◆ **Your instructions**
Determine which lines of the records include the word "page", and copy them.

Data records
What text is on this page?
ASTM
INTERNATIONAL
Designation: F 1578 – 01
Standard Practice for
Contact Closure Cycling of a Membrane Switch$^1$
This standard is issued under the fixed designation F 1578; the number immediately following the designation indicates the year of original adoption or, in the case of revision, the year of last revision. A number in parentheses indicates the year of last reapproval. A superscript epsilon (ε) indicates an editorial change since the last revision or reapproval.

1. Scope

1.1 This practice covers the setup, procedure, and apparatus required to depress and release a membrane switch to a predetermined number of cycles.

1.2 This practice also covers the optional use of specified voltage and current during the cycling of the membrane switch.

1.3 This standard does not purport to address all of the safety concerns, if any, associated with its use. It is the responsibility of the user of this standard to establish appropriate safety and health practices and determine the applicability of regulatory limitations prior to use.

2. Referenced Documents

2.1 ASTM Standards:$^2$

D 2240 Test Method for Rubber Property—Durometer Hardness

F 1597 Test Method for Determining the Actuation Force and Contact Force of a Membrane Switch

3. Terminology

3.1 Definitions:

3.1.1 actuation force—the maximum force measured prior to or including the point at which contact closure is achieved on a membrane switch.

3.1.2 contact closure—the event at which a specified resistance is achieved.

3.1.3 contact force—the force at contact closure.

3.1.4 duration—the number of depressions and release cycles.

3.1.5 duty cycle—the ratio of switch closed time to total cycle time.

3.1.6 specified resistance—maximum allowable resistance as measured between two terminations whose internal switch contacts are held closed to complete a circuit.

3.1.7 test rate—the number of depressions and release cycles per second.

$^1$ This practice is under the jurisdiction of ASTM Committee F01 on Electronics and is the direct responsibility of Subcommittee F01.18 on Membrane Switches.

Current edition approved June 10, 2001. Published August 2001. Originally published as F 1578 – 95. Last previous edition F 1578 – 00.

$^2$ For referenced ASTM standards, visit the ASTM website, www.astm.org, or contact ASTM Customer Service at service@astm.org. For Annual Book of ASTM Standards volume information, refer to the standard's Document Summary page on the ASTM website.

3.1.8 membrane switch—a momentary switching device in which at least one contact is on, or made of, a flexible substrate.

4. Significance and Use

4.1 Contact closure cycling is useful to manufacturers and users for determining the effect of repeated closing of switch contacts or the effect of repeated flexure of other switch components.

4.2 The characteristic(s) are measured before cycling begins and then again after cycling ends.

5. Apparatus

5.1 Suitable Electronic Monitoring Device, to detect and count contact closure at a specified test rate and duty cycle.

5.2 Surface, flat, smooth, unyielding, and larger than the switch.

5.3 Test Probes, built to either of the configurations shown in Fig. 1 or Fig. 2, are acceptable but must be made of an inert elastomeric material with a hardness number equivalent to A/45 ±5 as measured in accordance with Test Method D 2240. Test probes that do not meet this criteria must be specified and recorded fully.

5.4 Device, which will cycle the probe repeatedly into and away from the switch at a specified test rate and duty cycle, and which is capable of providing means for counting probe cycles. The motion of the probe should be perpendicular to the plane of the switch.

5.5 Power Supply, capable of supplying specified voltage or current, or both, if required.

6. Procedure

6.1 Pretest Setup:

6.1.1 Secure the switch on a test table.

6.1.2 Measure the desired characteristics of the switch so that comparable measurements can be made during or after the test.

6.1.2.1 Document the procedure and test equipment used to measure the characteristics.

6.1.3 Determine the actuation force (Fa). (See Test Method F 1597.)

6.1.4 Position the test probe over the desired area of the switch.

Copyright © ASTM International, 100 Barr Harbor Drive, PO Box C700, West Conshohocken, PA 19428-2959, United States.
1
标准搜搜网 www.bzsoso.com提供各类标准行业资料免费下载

◆ **Finished exercise**
What text is on this page?
$^2$ For referenced ASTM standards, visit the ASTM website, www.astm.org, or contact ASTM Customer Service at service@astm.org. For Annual Book of ASTM Standards volume information, refer to the standard's Document Summary page on the ASTM website.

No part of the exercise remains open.